(Data entries)
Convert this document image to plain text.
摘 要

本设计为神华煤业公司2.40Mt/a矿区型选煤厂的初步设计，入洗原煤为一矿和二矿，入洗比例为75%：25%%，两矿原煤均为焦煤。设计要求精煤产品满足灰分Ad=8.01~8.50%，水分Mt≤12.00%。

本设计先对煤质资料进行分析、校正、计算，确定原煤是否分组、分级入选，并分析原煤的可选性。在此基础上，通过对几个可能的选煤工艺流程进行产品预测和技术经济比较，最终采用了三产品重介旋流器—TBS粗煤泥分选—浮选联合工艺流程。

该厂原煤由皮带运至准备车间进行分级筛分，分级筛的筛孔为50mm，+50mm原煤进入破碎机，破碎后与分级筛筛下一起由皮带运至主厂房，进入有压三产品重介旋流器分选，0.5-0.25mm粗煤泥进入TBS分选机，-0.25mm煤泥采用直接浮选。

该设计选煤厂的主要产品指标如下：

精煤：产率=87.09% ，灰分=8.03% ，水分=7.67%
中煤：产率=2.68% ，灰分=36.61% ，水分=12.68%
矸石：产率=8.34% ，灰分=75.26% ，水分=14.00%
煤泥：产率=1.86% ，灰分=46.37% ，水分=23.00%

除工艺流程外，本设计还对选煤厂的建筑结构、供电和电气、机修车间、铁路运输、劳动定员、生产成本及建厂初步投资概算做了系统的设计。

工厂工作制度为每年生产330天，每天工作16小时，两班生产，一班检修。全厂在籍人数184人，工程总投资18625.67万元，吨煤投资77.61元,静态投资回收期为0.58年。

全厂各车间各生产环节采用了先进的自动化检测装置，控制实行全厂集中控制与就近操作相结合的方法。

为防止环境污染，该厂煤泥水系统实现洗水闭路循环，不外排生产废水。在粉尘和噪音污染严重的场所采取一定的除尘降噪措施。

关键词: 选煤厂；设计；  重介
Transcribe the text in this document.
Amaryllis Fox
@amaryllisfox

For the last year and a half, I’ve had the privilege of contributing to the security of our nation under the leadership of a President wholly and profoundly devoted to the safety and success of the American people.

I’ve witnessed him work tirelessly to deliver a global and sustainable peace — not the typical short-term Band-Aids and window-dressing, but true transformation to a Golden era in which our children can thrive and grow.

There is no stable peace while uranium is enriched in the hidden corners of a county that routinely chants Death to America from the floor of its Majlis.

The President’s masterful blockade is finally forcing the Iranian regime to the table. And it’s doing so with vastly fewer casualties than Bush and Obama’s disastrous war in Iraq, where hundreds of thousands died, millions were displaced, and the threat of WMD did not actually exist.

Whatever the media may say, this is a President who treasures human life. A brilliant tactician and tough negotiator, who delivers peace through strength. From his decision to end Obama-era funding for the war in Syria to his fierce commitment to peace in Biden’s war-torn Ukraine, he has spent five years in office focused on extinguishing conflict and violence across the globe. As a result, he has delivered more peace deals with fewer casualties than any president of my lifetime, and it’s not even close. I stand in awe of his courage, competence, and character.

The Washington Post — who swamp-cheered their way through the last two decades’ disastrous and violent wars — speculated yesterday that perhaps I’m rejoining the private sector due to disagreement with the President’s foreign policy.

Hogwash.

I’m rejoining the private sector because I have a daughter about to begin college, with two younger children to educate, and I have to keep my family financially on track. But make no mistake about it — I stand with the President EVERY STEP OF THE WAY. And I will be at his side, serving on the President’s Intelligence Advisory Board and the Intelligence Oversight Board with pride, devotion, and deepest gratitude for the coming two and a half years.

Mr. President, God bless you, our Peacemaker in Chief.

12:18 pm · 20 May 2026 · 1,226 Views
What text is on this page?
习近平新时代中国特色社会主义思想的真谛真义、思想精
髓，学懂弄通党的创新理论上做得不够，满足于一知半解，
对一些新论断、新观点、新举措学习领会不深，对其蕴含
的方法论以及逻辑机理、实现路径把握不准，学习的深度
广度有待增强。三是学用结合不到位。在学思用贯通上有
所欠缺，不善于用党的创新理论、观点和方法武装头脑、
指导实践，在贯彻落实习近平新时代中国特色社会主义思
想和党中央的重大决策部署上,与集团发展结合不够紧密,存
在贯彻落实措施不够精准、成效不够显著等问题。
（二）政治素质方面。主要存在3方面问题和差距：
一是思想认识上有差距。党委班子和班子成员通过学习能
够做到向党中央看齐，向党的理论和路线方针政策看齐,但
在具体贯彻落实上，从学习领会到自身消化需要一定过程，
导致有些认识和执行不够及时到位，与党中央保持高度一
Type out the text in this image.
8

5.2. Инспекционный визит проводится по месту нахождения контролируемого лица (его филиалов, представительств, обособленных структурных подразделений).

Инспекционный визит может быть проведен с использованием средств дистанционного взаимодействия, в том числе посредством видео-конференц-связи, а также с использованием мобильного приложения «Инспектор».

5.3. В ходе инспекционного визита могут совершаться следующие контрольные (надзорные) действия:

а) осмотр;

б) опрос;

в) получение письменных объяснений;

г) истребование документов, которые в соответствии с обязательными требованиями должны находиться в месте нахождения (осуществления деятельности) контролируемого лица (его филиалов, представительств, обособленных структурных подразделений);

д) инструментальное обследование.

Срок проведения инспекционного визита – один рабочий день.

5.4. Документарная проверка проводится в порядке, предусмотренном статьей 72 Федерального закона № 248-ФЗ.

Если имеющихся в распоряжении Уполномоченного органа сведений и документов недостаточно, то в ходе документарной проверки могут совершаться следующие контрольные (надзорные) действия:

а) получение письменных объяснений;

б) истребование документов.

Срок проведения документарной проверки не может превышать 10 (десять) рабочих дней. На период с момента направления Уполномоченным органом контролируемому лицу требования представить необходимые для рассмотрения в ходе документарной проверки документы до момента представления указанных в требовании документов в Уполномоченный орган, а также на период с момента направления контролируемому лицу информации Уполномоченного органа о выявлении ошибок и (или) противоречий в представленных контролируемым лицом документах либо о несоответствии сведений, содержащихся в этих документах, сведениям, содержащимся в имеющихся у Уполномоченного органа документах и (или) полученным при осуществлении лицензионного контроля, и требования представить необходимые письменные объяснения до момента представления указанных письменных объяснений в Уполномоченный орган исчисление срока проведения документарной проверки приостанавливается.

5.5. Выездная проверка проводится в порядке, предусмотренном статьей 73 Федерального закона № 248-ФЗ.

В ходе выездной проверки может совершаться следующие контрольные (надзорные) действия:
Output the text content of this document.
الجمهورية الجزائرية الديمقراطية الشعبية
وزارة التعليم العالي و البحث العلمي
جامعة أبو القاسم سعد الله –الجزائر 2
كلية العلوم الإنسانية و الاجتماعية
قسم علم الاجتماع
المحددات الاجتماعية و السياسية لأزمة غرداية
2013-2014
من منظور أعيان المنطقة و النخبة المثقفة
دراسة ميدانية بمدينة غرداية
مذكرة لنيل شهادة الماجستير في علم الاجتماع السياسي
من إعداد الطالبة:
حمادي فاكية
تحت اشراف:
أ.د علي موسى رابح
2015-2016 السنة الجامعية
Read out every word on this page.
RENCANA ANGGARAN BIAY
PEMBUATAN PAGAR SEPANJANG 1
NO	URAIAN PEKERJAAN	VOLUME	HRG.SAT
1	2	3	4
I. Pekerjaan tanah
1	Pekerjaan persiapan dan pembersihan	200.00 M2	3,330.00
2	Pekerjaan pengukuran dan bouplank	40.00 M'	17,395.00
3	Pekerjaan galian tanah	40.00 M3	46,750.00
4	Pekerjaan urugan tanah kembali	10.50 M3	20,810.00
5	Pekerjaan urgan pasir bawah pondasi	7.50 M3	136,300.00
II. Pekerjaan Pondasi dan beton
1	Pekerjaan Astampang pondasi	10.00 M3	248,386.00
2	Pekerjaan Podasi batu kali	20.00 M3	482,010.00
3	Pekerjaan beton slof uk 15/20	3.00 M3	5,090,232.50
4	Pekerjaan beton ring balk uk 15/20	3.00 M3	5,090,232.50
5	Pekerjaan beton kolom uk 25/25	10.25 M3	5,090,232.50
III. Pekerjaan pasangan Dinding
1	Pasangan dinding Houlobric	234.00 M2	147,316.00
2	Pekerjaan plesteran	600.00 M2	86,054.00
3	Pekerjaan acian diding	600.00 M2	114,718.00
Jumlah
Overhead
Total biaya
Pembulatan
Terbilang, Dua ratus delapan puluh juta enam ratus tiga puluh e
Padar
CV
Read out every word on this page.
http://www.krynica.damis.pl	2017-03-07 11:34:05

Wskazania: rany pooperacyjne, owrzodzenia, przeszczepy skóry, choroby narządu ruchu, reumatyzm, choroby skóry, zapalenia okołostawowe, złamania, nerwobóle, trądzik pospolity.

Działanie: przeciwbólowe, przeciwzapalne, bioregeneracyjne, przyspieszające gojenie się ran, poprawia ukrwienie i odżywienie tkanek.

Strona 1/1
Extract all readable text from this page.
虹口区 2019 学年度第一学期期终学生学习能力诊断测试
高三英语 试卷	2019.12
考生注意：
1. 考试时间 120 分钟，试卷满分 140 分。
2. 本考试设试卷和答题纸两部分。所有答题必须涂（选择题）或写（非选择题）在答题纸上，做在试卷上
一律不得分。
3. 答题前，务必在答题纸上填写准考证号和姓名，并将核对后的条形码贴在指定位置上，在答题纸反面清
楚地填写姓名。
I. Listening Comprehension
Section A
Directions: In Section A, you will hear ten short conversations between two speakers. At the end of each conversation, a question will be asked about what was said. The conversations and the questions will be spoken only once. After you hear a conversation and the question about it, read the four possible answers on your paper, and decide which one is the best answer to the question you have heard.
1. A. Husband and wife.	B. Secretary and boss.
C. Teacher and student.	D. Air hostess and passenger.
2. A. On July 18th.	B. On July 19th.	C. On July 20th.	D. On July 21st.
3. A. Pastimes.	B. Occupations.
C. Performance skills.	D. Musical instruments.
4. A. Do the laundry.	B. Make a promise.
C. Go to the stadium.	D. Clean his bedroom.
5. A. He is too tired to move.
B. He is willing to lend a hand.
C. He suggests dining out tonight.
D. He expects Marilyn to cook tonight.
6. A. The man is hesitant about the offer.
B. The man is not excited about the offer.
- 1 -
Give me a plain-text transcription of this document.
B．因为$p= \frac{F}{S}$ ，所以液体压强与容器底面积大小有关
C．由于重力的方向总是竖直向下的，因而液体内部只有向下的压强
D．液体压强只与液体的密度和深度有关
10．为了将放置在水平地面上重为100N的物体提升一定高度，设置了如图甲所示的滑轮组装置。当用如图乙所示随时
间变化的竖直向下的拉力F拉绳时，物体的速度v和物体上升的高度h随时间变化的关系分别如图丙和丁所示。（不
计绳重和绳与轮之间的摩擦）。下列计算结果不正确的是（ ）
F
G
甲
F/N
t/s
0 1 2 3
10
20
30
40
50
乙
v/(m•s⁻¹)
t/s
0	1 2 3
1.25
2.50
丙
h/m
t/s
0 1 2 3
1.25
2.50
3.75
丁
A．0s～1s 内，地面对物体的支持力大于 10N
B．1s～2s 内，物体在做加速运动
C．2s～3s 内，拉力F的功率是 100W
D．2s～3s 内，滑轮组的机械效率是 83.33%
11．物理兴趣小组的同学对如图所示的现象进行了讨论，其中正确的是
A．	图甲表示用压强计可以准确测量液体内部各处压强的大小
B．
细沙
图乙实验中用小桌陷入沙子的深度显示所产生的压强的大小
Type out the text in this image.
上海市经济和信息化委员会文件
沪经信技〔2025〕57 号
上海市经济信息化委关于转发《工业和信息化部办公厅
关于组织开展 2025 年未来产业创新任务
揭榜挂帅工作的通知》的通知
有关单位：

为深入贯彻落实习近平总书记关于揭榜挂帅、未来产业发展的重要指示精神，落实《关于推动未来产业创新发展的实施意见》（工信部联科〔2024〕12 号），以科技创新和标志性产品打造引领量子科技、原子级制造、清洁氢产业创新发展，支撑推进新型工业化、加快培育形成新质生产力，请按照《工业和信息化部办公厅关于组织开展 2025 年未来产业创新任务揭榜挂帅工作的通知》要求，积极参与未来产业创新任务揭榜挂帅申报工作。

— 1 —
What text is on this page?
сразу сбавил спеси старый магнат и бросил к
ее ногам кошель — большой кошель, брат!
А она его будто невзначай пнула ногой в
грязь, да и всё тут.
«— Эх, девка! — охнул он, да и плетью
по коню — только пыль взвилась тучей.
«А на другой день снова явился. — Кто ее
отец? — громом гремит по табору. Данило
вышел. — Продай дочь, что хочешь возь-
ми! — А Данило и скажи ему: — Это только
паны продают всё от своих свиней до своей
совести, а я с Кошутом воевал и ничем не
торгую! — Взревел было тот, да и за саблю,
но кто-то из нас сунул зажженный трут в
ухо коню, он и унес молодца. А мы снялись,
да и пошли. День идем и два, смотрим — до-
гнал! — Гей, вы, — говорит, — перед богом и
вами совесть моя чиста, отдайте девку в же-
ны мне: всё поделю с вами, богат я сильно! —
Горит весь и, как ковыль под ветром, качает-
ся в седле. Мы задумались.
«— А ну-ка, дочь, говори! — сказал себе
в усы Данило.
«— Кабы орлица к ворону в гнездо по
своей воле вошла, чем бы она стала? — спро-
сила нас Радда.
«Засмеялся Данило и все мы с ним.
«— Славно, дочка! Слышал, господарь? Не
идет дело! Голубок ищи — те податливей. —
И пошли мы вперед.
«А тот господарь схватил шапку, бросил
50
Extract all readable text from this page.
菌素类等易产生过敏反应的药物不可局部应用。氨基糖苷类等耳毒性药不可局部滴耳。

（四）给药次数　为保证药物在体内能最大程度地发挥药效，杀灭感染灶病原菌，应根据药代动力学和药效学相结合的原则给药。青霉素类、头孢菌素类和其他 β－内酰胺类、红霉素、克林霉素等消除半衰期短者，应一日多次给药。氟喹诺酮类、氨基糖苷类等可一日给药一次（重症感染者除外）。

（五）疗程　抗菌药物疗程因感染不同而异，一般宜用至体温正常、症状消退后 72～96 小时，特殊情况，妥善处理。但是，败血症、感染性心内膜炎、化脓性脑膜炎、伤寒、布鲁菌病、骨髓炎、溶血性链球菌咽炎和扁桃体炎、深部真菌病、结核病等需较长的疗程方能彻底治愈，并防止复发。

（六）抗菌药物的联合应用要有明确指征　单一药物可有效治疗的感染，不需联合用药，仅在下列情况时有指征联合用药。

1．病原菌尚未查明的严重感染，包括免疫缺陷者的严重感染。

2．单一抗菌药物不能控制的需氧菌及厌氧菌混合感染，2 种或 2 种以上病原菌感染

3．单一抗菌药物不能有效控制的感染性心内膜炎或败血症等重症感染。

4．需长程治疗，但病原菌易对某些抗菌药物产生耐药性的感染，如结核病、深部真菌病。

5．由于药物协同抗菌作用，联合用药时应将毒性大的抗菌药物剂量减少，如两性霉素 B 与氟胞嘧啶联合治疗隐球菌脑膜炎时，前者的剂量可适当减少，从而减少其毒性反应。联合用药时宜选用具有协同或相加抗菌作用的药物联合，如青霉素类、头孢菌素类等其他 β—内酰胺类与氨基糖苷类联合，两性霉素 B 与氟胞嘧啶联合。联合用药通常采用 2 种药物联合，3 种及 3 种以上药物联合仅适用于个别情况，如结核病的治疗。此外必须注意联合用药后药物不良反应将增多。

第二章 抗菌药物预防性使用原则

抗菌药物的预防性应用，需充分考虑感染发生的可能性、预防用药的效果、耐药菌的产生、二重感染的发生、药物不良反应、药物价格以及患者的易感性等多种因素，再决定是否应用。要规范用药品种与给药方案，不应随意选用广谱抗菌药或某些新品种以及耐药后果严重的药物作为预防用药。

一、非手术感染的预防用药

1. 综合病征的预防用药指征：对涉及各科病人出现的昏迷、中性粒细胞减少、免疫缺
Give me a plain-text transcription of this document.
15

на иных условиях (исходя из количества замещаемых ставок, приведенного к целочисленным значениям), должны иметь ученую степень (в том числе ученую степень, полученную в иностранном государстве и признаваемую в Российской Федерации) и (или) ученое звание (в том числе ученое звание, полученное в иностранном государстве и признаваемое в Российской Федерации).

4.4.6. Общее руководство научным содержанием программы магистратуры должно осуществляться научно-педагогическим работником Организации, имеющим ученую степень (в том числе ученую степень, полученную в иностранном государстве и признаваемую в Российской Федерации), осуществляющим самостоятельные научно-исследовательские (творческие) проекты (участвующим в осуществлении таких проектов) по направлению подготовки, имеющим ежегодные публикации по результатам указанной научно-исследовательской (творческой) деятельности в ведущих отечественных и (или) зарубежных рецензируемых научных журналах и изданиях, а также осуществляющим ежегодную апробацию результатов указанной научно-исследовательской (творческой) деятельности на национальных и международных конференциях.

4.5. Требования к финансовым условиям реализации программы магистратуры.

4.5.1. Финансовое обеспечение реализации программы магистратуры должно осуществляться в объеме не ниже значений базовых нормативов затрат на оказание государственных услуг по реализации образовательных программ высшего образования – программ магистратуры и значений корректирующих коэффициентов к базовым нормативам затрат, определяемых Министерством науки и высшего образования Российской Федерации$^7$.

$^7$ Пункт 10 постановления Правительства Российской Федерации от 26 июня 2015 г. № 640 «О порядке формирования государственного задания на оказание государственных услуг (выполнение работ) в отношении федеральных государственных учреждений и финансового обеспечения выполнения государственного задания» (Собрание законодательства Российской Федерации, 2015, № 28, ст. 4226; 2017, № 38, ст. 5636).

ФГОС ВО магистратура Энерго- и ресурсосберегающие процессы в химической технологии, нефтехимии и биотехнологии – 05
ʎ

▸ Instructions to follow:
Find how many of the lines above have the word "степень" in them. State only that number.

▸ Task answer:
2